━━━ Entries shown ━━━

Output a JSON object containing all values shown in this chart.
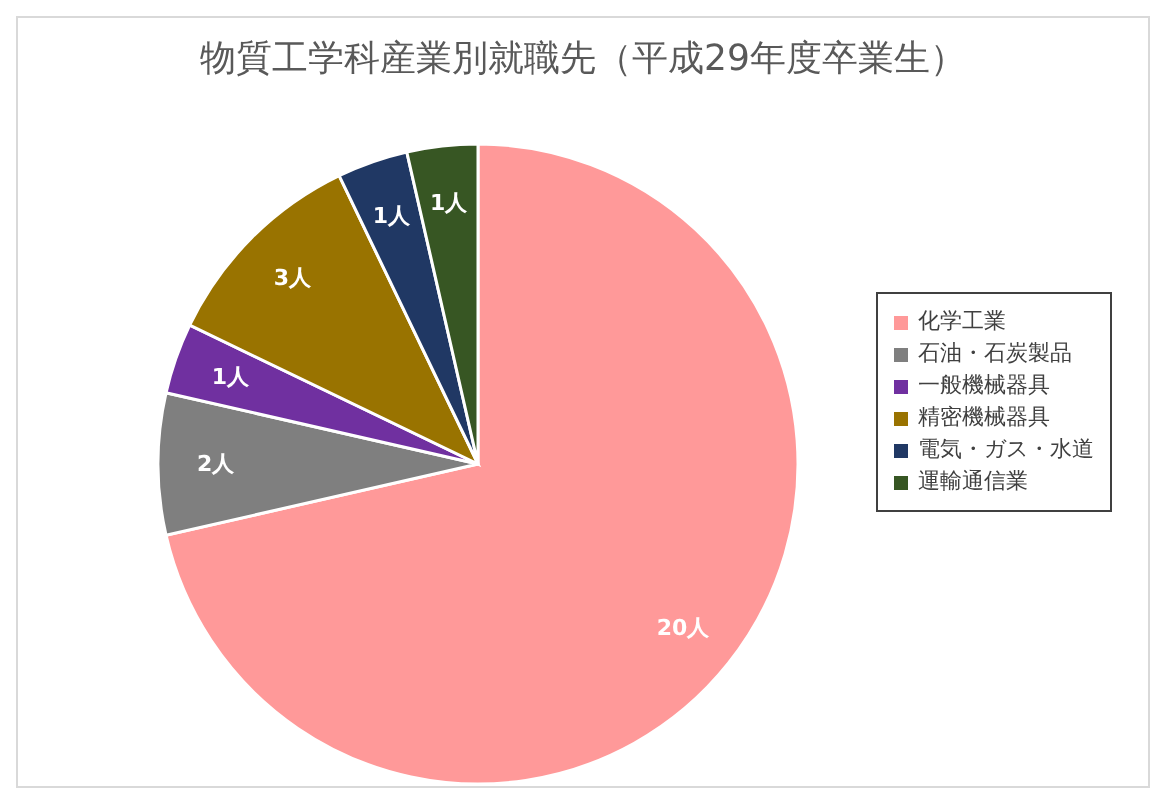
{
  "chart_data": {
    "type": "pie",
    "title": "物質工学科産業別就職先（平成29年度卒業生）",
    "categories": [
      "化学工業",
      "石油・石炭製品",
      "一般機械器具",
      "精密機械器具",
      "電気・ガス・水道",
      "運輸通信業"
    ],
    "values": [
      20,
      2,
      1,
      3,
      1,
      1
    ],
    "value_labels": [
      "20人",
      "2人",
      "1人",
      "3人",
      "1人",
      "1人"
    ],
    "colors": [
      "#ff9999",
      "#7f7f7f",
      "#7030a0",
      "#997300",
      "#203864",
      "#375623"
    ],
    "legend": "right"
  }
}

━━━
━━━ Entries shown ━━━

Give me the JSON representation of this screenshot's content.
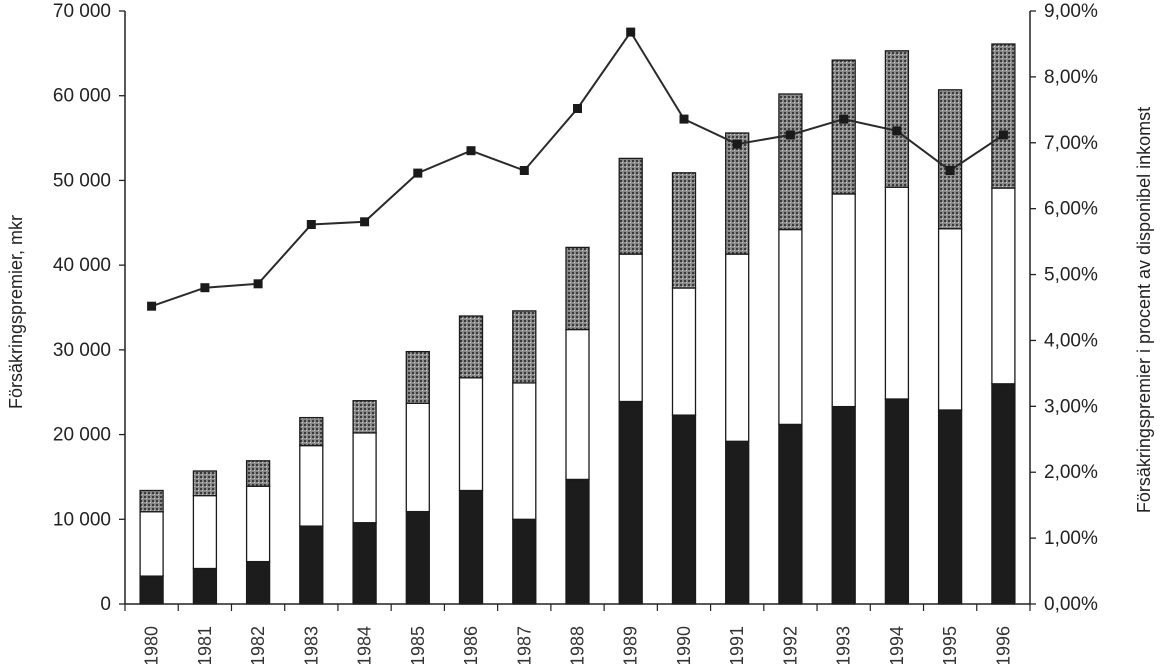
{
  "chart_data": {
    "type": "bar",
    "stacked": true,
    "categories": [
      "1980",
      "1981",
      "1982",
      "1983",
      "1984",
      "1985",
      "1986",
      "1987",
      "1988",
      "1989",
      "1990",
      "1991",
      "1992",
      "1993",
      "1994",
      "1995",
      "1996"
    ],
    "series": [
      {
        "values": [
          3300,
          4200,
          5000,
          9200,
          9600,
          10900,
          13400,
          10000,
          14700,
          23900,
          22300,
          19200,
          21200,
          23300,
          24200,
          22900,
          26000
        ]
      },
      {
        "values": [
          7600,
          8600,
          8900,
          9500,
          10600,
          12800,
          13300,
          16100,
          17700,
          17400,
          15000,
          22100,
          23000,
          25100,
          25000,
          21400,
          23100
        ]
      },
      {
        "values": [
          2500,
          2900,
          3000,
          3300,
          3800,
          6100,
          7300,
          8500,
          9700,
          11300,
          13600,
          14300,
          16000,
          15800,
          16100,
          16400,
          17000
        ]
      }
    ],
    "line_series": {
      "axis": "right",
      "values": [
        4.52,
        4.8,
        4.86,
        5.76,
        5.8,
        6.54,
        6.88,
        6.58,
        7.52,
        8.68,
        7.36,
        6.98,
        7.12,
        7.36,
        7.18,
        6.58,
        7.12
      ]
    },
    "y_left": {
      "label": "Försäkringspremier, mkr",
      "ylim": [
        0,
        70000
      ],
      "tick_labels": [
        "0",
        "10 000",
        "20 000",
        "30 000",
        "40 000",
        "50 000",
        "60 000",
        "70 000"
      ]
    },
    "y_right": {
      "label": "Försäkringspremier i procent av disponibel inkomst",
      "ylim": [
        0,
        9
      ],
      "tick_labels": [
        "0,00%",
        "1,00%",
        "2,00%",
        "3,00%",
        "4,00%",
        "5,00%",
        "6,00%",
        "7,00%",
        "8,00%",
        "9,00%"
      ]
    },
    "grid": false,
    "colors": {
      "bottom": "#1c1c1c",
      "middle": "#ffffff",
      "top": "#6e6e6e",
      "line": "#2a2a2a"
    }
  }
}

━━━

Exercise directions> Look through the listing above and count the lines where the string "this" appears. Report the number only.

Written reply> 2